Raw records
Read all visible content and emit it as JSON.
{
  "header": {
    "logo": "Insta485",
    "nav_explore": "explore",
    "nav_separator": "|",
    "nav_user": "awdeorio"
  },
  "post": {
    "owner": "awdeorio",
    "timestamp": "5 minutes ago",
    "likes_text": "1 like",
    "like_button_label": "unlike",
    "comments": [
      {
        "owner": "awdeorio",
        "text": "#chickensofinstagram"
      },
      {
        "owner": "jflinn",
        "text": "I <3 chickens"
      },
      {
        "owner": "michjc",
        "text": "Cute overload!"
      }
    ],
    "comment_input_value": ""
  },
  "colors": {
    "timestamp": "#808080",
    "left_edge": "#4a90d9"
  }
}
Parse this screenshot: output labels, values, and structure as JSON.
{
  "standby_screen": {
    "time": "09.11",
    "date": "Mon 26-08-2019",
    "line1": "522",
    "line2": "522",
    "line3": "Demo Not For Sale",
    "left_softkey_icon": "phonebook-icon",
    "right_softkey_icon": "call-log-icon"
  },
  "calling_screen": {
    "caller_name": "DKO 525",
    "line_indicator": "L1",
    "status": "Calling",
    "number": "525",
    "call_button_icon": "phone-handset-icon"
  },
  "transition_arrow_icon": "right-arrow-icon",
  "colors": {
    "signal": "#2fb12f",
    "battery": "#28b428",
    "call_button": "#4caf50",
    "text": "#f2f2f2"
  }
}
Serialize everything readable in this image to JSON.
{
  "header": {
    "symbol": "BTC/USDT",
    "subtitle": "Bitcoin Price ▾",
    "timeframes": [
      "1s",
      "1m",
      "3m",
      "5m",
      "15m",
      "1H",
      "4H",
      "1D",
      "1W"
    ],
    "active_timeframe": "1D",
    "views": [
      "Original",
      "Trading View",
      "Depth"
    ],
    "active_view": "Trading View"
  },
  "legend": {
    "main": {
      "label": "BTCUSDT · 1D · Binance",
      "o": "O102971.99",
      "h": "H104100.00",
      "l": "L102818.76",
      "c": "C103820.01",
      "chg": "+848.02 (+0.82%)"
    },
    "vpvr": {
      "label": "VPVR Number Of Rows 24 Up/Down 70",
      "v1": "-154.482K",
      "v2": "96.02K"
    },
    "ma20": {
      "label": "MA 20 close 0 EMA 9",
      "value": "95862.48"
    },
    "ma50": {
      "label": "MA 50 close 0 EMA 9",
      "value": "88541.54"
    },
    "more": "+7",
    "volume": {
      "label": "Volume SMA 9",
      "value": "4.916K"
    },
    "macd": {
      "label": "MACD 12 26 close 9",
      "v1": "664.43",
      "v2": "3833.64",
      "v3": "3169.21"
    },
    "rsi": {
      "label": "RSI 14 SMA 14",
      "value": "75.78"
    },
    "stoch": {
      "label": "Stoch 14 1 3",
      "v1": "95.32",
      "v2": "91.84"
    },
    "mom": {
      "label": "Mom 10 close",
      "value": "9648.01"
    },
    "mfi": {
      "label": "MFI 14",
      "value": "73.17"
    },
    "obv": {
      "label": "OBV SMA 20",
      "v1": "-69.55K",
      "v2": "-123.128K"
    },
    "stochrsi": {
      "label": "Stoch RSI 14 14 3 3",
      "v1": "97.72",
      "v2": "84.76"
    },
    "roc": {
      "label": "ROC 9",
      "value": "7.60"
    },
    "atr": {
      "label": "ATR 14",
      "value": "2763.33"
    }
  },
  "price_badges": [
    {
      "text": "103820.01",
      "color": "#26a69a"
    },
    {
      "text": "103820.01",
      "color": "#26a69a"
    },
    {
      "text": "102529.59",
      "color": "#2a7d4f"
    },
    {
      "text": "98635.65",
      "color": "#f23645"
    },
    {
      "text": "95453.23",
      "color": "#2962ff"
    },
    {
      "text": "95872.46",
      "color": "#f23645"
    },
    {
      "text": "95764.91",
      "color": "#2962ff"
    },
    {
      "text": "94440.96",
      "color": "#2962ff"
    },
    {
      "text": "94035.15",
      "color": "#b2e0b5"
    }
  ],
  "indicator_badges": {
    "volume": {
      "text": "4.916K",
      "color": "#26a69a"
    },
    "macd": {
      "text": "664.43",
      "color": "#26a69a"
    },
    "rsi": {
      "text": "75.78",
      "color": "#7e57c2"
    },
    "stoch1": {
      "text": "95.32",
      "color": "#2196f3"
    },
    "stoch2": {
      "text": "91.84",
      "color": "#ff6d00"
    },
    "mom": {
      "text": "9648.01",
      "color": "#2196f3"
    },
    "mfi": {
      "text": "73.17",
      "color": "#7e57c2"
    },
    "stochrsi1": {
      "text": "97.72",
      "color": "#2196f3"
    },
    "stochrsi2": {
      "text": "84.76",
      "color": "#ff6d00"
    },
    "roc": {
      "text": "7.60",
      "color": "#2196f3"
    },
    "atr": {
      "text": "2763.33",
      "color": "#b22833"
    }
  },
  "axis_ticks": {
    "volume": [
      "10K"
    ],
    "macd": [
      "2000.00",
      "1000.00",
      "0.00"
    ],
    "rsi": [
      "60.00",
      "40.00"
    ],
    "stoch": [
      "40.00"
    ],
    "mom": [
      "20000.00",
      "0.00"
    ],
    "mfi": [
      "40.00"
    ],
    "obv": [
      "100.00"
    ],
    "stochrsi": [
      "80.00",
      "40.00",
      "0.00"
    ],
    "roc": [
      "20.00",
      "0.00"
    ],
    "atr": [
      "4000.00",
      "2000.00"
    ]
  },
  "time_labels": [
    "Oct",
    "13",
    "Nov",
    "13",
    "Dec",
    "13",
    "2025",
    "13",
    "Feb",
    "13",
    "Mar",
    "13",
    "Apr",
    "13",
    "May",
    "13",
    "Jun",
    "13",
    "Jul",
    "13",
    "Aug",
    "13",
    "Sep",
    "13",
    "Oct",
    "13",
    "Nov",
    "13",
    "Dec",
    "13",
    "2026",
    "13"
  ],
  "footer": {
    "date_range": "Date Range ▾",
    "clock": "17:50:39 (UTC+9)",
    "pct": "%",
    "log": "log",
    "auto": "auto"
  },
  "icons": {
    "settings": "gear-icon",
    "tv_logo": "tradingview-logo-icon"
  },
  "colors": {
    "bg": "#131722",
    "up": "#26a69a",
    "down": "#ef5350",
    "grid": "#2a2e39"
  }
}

WRITTEN REQUEST
All of the material above needs to be retyped word for word.

RESULT OF THIS TASK
Read all visible content and emit it as JSON.
{
  "header": {
    "logo": "Insta485",
    "nav_explore": "explore",
    "nav_separator": "|",
    "nav_user": "awdeorio"
  },
  "post": {
    "owner": "awdeorio",
    "timestamp": "5 minutes ago",
    "likes_text": "1 like",
    "like_button_label": "unlike",
    "comments": [
      {
        "owner": "awdeorio",
        "text": "#chickensofinstagram"
      },
      {
        "owner": "jflinn",
        "text": "I <3 chickens"
      },
      {
        "owner": "michjc",
        "text": "Cute overload!"
      }
    ],
    "comment_input_value": ""
  },
  "colors": {
    "timestamp": "#808080",
    "left_edge": "#4a90d9"
  }
}
Parse this screenshot: output labels, values, and structure as JSON.
{
  "standby_screen": {
    "time": "09.11",
    "date": "Mon 26-08-2019",
    "line1": "522",
    "line2": "522",
    "line3": "Demo Not For Sale",
    "left_softkey_icon": "phonebook-icon",
    "right_softkey_icon": "call-log-icon"
  },
  "calling_screen": {
    "caller_name": "DKO 525",
    "line_indicator": "L1",
    "status": "Calling",
    "number": "525",
    "call_button_icon": "phone-handset-icon"
  },
  "transition_arrow_icon": "right-arrow-icon",
  "colors": {
    "signal": "#2fb12f",
    "battery": "#28b428",
    "call_button": "#4caf50",
    "text": "#f2f2f2"
  }
}
Serialize everything readable in this image to JSON.
{
  "header": {
    "symbol": "BTC/USDT",
    "subtitle": "Bitcoin Price ▾",
    "timeframes": [
      "1s",
      "1m",
      "3m",
      "5m",
      "15m",
      "1H",
      "4H",
      "1D",
      "1W"
    ],
    "active_timeframe": "1D",
    "views": [
      "Original",
      "Trading View",
      "Depth"
    ],
    "active_view": "Trading View"
  },
  "legend": {
    "main": {
      "label": "BTCUSDT · 1D · Binance",
      "o": "O102971.99",
      "h": "H104100.00",
      "l": "L102818.76",
      "c": "C103820.01",
      "chg": "+848.02 (+0.82%)"
    },
    "vpvr": {
      "label": "VPVR Number Of Rows 24 Up/Down 70",
      "v1": "-154.482K",
      "v2": "96.02K"
    },
    "ma20": {
      "label": "MA 20 close 0 EMA 9",
      "value": "95862.48"
    },
    "ma50": {
      "label": "MA 50 close 0 EMA 9",
      "value": "88541.54"
    },
    "more": "+7",
    "volume": {
      "label": "Volume SMA 9",
      "value": "4.916K"
    },
    "macd": {
      "label": "MACD 12 26 close 9",
      "v1": "664.43",
      "v2": "3833.64",
      "v3": "3169.21"
    },
    "rsi": {
      "label": "RSI 14 SMA 14",
      "value": "75.78"
    },
    "stoch": {
      "label": "Stoch 14 1 3",
      "v1": "95.32",
      "v2": "91.84"
    },
    "mom": {
      "label": "Mom 10 close",
      "value": "9648.01"
    },
    "mfi": {
      "label": "MFI 14",
      "value": "73.17"
    },
    "obv": {
      "label": "OBV SMA 20",
      "v1": "-69.55K",
      "v2": "-123.128K"
    },
    "stochrsi": {
      "label": "Stoch RSI 14 14 3 3",
      "v1": "97.72",
      "v2": "84.76"
    },
    "roc": {
      "label": "ROC 9",
      "value": "7.60"
    },
    "atr": {
      "label": "ATR 14",
      "value": "2763.33"
    }
  },
  "price_badges": [
    {
      "text": "103820.01",
      "color": "#26a69a"
    },
    {
      "text": "103820.01",
      "color": "#26a69a"
    },
    {
      "text": "102529.59",
      "color": "#2a7d4f"
    },
    {
      "text": "98635.65",
      "color": "#f23645"
    },
    {
      "text": "95453.23",
      "color": "#2962ff"
    },
    {
      "text": "95872.46",
      "color": "#f23645"
    },
    {
      "text": "95764.91",
      "color": "#2962ff"
    },
    {
      "text": "94440.96",
      "color": "#2962ff"
    },
    {
      "text": "94035.15",
      "color": "#b2e0b5"
    }
  ],
  "indicator_badges": {
    "volume": {
      "text": "4.916K",
      "color": "#26a69a"
    },
    "macd": {
      "text": "664.43",
      "color": "#26a69a"
    },
    "rsi": {
      "text": "75.78",
      "color": "#7e57c2"
    },
    "stoch1": {
      "text": "95.32",
      "color": "#2196f3"
    },
    "stoch2": {
      "text": "91.84",
      "color": "#ff6d00"
    },
    "mom": {
      "text": "9648.01",
      "color": "#2196f3"
    },
    "mfi": {
      "text": "73.17",
      "color": "#7e57c2"
    },
    "stochrsi1": {
      "text": "97.72",
      "color": "#2196f3"
    },
    "stochrsi2": {
      "text": "84.76",
      "color": "#ff6d00"
    },
    "roc": {
      "text": "7.60",
      "color": "#2196f3"
    },
    "atr": {
      "text": "2763.33",
      "color": "#b22833"
    }
  },
  "axis_ticks": {
    "volume": [
      "10K"
    ],
    "macd": [
      "2000.00",
      "1000.00",
      "0.00"
    ],
    "rsi": [
      "60.00",
      "40.00"
    ],
    "stoch": [
      "40.00"
    ],
    "mom": [
      "20000.00",
      "0.00"
    ],
    "mfi": [
      "40.00"
    ],
    "obv": [
      "100.00"
    ],
    "stochrsi": [
      "80.00",
      "40.00",
      "0.00"
    ],
    "roc": [
      "20.00",
      "0.00"
    ],
    "atr": [
      "4000.00",
      "2000.00"
    ]
  },
  "time_labels": [
    "Oct",
    "13",
    "Nov",
    "13",
    "Dec",
    "13",
    "2025",
    "13",
    "Feb",
    "13",
    "Mar",
    "13",
    "Apr",
    "13",
    "May",
    "13",
    "Jun",
    "13",
    "Jul",
    "13",
    "Aug",
    "13",
    "Sep",
    "13",
    "Oct",
    "13",
    "Nov",
    "13",
    "Dec",
    "13",
    "2026",
    "13"
  ],
  "footer": {
    "date_range": "Date Range ▾",
    "clock": "17:50:39 (UTC+9)",
    "pct": "%",
    "log": "log",
    "auto": "auto"
  },
  "icons": {
    "settings": "gear-icon",
    "tv_logo": "tradingview-logo-icon"
  },
  "colors": {
    "bg": "#131722",
    "up": "#26a69a",
    "down": "#ef5350",
    "grid": "#2a2e39"
  }
}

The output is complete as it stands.